[Short task] Would you quote every entry exactly, dropping only the pictures?

-- Provided entries start --

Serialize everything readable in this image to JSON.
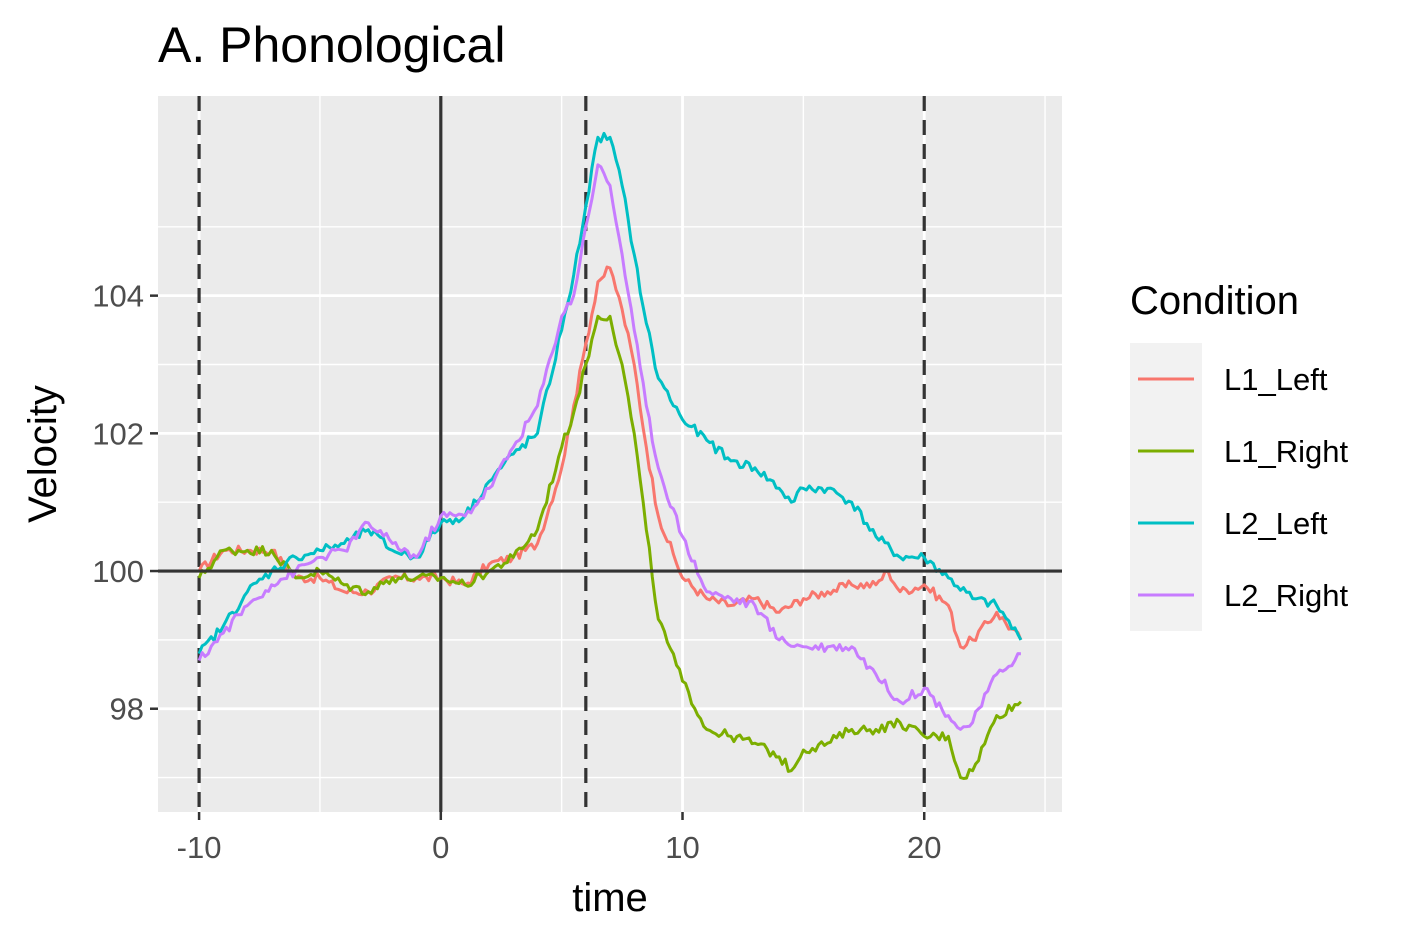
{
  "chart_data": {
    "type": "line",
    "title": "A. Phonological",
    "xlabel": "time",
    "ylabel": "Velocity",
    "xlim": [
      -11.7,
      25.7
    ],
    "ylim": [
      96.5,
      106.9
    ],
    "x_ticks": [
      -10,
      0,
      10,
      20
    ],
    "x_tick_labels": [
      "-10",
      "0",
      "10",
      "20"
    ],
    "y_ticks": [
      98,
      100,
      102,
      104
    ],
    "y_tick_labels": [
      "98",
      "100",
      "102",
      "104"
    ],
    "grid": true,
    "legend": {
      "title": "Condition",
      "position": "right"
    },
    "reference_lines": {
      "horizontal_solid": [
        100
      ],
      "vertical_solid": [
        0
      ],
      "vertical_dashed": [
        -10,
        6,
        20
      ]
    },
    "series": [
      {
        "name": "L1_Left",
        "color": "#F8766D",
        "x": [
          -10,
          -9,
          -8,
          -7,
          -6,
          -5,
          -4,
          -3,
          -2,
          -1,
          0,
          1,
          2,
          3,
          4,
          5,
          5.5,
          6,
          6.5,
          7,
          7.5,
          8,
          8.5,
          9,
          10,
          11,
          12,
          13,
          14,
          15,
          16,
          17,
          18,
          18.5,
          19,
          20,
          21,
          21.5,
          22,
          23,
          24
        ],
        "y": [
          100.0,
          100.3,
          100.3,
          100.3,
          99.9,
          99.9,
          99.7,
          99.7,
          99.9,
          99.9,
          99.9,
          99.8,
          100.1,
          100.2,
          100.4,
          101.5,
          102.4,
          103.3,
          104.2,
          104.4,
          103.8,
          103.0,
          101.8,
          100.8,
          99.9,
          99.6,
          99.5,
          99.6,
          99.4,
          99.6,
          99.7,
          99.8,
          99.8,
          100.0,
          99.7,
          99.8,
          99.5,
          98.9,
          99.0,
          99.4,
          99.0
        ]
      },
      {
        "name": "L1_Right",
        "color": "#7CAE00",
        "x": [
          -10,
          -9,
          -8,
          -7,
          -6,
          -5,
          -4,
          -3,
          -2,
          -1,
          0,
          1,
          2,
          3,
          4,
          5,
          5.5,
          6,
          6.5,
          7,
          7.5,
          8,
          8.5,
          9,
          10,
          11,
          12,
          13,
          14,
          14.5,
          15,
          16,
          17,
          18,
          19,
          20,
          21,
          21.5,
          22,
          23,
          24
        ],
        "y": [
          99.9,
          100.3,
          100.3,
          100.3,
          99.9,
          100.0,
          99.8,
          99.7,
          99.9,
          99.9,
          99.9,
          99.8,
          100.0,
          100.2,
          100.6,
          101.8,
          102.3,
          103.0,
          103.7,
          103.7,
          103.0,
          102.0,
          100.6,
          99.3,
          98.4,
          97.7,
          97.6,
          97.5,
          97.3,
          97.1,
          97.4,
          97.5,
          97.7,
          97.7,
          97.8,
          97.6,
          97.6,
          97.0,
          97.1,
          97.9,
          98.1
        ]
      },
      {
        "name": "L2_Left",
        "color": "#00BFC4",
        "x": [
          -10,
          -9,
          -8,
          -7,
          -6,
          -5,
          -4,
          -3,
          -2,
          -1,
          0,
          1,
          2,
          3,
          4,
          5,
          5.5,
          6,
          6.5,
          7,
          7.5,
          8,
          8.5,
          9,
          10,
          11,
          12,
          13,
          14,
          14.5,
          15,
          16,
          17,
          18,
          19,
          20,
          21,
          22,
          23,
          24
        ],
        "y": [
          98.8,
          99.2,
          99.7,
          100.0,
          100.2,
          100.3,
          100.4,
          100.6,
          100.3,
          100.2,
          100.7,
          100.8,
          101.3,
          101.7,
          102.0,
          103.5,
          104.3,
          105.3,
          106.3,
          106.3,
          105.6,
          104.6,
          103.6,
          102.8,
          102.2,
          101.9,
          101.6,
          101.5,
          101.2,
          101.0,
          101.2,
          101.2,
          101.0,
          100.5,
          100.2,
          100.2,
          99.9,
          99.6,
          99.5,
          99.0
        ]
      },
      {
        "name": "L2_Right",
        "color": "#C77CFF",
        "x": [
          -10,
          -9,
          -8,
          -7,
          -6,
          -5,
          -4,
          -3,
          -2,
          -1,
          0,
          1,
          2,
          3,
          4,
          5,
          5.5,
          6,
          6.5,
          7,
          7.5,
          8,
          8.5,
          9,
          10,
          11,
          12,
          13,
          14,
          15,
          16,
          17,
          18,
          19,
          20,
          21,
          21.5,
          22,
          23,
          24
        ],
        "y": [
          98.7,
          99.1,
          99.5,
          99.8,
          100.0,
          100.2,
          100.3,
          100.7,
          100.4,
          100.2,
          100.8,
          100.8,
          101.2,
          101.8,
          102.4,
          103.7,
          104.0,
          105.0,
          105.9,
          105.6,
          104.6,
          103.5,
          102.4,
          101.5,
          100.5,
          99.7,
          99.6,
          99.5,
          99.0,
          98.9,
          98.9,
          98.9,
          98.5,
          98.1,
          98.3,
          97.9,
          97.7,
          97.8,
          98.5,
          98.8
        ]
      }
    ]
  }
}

-- Provided entries end --

[Expected output]
Serialize everything readable in this image to JSON.
{
  "chart_data": {
    "type": "line",
    "title": "A. Phonological",
    "xlabel": "time",
    "ylabel": "Velocity",
    "xlim": [
      -11.7,
      25.7
    ],
    "ylim": [
      96.5,
      106.9
    ],
    "x_ticks": [
      -10,
      0,
      10,
      20
    ],
    "x_tick_labels": [
      "-10",
      "0",
      "10",
      "20"
    ],
    "y_ticks": [
      98,
      100,
      102,
      104
    ],
    "y_tick_labels": [
      "98",
      "100",
      "102",
      "104"
    ],
    "grid": true,
    "legend": {
      "title": "Condition",
      "position": "right"
    },
    "reference_lines": {
      "horizontal_solid": [
        100
      ],
      "vertical_solid": [
        0
      ],
      "vertical_dashed": [
        -10,
        6,
        20
      ]
    },
    "series": [
      {
        "name": "L1_Left",
        "color": "#F8766D",
        "x": [
          -10,
          -9,
          -8,
          -7,
          -6,
          -5,
          -4,
          -3,
          -2,
          -1,
          0,
          1,
          2,
          3,
          4,
          5,
          5.5,
          6,
          6.5,
          7,
          7.5,
          8,
          8.5,
          9,
          10,
          11,
          12,
          13,
          14,
          15,
          16,
          17,
          18,
          18.5,
          19,
          20,
          21,
          21.5,
          22,
          23,
          24
        ],
        "y": [
          100.0,
          100.3,
          100.3,
          100.3,
          99.9,
          99.9,
          99.7,
          99.7,
          99.9,
          99.9,
          99.9,
          99.8,
          100.1,
          100.2,
          100.4,
          101.5,
          102.4,
          103.3,
          104.2,
          104.4,
          103.8,
          103.0,
          101.8,
          100.8,
          99.9,
          99.6,
          99.5,
          99.6,
          99.4,
          99.6,
          99.7,
          99.8,
          99.8,
          100.0,
          99.7,
          99.8,
          99.5,
          98.9,
          99.0,
          99.4,
          99.0
        ]
      },
      {
        "name": "L1_Right",
        "color": "#7CAE00",
        "x": [
          -10,
          -9,
          -8,
          -7,
          -6,
          -5,
          -4,
          -3,
          -2,
          -1,
          0,
          1,
          2,
          3,
          4,
          5,
          5.5,
          6,
          6.5,
          7,
          7.5,
          8,
          8.5,
          9,
          10,
          11,
          12,
          13,
          14,
          14.5,
          15,
          16,
          17,
          18,
          19,
          20,
          21,
          21.5,
          22,
          23,
          24
        ],
        "y": [
          99.9,
          100.3,
          100.3,
          100.3,
          99.9,
          100.0,
          99.8,
          99.7,
          99.9,
          99.9,
          99.9,
          99.8,
          100.0,
          100.2,
          100.6,
          101.8,
          102.3,
          103.0,
          103.7,
          103.7,
          103.0,
          102.0,
          100.6,
          99.3,
          98.4,
          97.7,
          97.6,
          97.5,
          97.3,
          97.1,
          97.4,
          97.5,
          97.7,
          97.7,
          97.8,
          97.6,
          97.6,
          97.0,
          97.1,
          97.9,
          98.1
        ]
      },
      {
        "name": "L2_Left",
        "color": "#00BFC4",
        "x": [
          -10,
          -9,
          -8,
          -7,
          -6,
          -5,
          -4,
          -3,
          -2,
          -1,
          0,
          1,
          2,
          3,
          4,
          5,
          5.5,
          6,
          6.5,
          7,
          7.5,
          8,
          8.5,
          9,
          10,
          11,
          12,
          13,
          14,
          14.5,
          15,
          16,
          17,
          18,
          19,
          20,
          21,
          22,
          23,
          24
        ],
        "y": [
          98.8,
          99.2,
          99.7,
          100.0,
          100.2,
          100.3,
          100.4,
          100.6,
          100.3,
          100.2,
          100.7,
          100.8,
          101.3,
          101.7,
          102.0,
          103.5,
          104.3,
          105.3,
          106.3,
          106.3,
          105.6,
          104.6,
          103.6,
          102.8,
          102.2,
          101.9,
          101.6,
          101.5,
          101.2,
          101.0,
          101.2,
          101.2,
          101.0,
          100.5,
          100.2,
          100.2,
          99.9,
          99.6,
          99.5,
          99.0
        ]
      },
      {
        "name": "L2_Right",
        "color": "#C77CFF",
        "x": [
          -10,
          -9,
          -8,
          -7,
          -6,
          -5,
          -4,
          -3,
          -2,
          -1,
          0,
          1,
          2,
          3,
          4,
          5,
          5.5,
          6,
          6.5,
          7,
          7.5,
          8,
          8.5,
          9,
          10,
          11,
          12,
          13,
          14,
          15,
          16,
          17,
          18,
          19,
          20,
          21,
          21.5,
          22,
          23,
          24
        ],
        "y": [
          98.7,
          99.1,
          99.5,
          99.8,
          100.0,
          100.2,
          100.3,
          100.7,
          100.4,
          100.2,
          100.8,
          100.8,
          101.2,
          101.8,
          102.4,
          103.7,
          104.0,
          105.0,
          105.9,
          105.6,
          104.6,
          103.5,
          102.4,
          101.5,
          100.5,
          99.7,
          99.6,
          99.5,
          99.0,
          98.9,
          98.9,
          98.9,
          98.5,
          98.1,
          98.3,
          97.9,
          97.7,
          97.8,
          98.5,
          98.8
        ]
      }
    ]
  }
}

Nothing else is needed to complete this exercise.